(WRITTEN TASK): Reproduce every entry exactly, without alteration.

(ENTRIES SUPPLIED):
****************
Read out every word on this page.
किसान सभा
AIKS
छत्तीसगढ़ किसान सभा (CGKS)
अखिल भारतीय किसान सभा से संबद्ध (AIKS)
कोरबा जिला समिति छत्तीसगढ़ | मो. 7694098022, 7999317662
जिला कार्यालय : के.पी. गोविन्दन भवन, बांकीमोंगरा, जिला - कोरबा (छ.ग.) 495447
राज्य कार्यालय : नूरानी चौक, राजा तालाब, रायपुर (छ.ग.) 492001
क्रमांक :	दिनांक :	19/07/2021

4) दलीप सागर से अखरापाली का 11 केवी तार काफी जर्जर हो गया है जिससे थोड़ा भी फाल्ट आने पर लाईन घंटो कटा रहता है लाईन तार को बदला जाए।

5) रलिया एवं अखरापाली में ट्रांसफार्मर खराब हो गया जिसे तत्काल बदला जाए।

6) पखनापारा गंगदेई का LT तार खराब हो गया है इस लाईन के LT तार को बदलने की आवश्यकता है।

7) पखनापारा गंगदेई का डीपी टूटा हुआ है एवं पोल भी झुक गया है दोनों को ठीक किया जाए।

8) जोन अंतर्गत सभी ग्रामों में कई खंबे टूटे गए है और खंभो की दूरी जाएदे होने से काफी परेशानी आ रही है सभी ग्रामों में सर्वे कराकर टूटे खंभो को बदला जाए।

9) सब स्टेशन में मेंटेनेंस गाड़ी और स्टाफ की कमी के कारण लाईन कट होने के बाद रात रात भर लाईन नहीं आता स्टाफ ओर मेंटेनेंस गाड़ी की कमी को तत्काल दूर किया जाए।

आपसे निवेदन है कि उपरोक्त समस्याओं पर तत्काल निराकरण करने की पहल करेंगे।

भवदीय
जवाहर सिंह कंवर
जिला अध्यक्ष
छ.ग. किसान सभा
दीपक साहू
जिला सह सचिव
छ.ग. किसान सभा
****************
(SOLUTION):
Read out every word on this page.
किसान सभा
AIKS
छत्तीसगढ़ किसान सभा (CGKS)
अखिल भारतीय किसान सभा से संबद्ध (AIKS)
कोरबा जिला समिति छत्तीसगढ़ | मो. 7694098022, 7999317662
जिला कार्यालय : के.पी. गोविन्दन भवन, बांकीमोंगरा, जिला - कोरबा (छ.ग.) 495447
राज्य कार्यालय : नूरानी चौक, राजा तालाब, रायपुर (छ.ग.) 492001
क्रमांक :	दिनांक :	19/07/2021

4) दलीप सागर से अखरापाली का 11 केवी तार काफी जर्जर हो गया है जिससे थोड़ा भी फाल्ट आने पर लाईन घंटो कटा रहता है लाईन तार को बदला जाए।

5) रलिया एवं अखरापाली में ट्रांसफार्मर खराब हो गया जिसे तत्काल बदला जाए।

6) पखनापारा गंगदेई का LT तार खराब हो गया है इस लाईन के LT तार को बदलने की आवश्यकता है।

7) पखनापारा गंगदेई का डीपी टूटा हुआ है एवं पोल भी झुक गया है दोनों को ठीक किया जाए।

8) जोन अंतर्गत सभी ग्रामों में कई खंबे टूटे गए है और खंभो की दूरी जाएदे होने से काफी परेशानी आ रही है सभी ग्रामों में सर्वे कराकर टूटे खंभो को बदला जाए।

9) सब स्टेशन में मेंटेनेंस गाड़ी और स्टाफ की कमी के कारण लाईन कट होने के बाद रात रात भर लाईन नहीं आता स्टाफ ओर मेंटेनेंस गाड़ी की कमी को तत्काल दूर किया जाए।

आपसे निवेदन है कि उपरोक्त समस्याओं पर तत्काल निराकरण करने की पहल करेंगे।

भवदीय
जवाहर सिंह कंवर
जिला अध्यक्ष
छ.ग. किसान सभा
दीपक साहू
जिला सह सचिव
छ.ग. किसान सभा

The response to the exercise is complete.